- [EXCERPTED DATA]

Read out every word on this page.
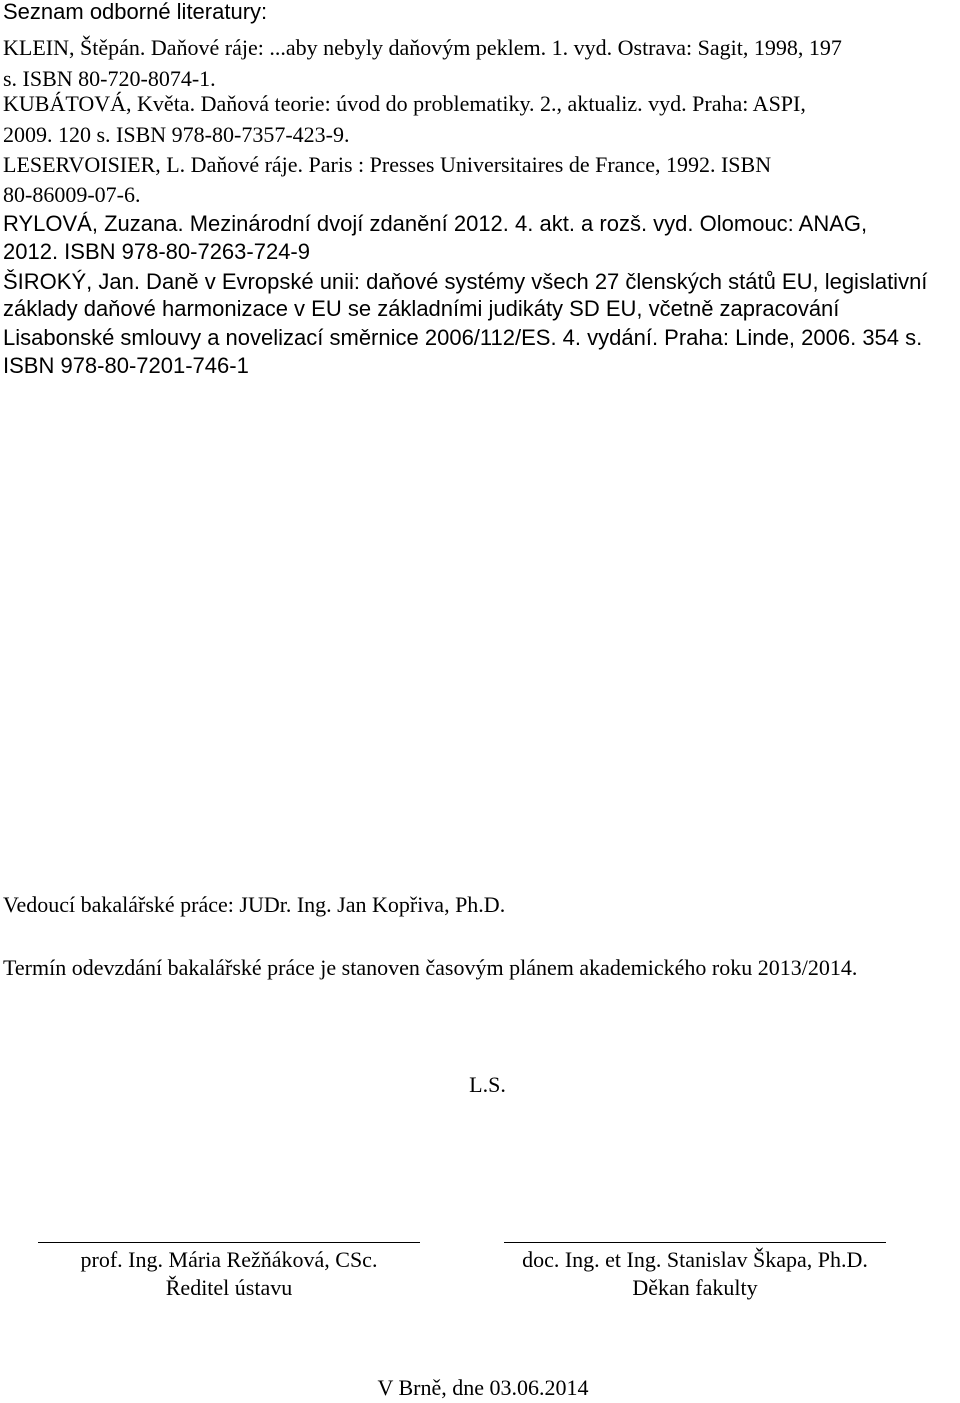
Seznam odborné literatury:
KLEIN, Štěpán. Daňové ráje: ...aby nebyly daňovým peklem. 1. vyd. Ostrava: Sagit, 1998, 197
s. ISBN 80-720-8074-1.
KUBÁTOVÁ, Květa. Daňová teorie: úvod do problematiky. 2., aktualiz. vyd. Praha: ASPI,
2009. 120 s. ISBN 978-80-7357-423-9.
LESERVOISIER, L. Daňové ráje. Paris : Presses Universitaires de France, 1992. ISBN
80-86009-07-6.
RYLOVÁ, Zuzana. Mezinárodní dvojí zdanění 2012. 4. akt. a rozš. vyd. Olomouc: ANAG,
2012. ISBN 978-80-7263-724-9
ŠIROKÝ, Jan. Daně v Evropské unii: daňové systémy všech 27 členských států EU, legislativní
základy daňové harmonizace v EU se základními judikáty SD EU, včetně zapracování
Lisabonské smlouvy a novelizací směrnice 2006/112/ES. 4. vydání. Praha: Linde, 2006. 354 s.
ISBN 978-80-7201-746-1
Vedoucí bakalářské práce: JUDr. Ing. Jan Kopřiva, Ph.D.
Termín odevzdání bakalářské práce je stanoven časovým plánem akademického roku 2013/2014.
L.S.
prof. Ing. Mária Režňáková, CSc.
Ředitel ústavu
doc. Ing. et Ing. Stanislav Škapa, Ph.D.
Děkan fakulty
V Brně, dne 03.06.2014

- [WORK REQUIRED] Which lines contain the word "bakalářské"? Return each of them.

- [RESULT FOR THIS EXERCISE]
Vedoucí bakalářské práce: JUDr. Ing. Jan Kopřiva, Ph.D.
Termín odevzdání bakalářské práce je stanoven časovým plánem akademického roku 2013/2014.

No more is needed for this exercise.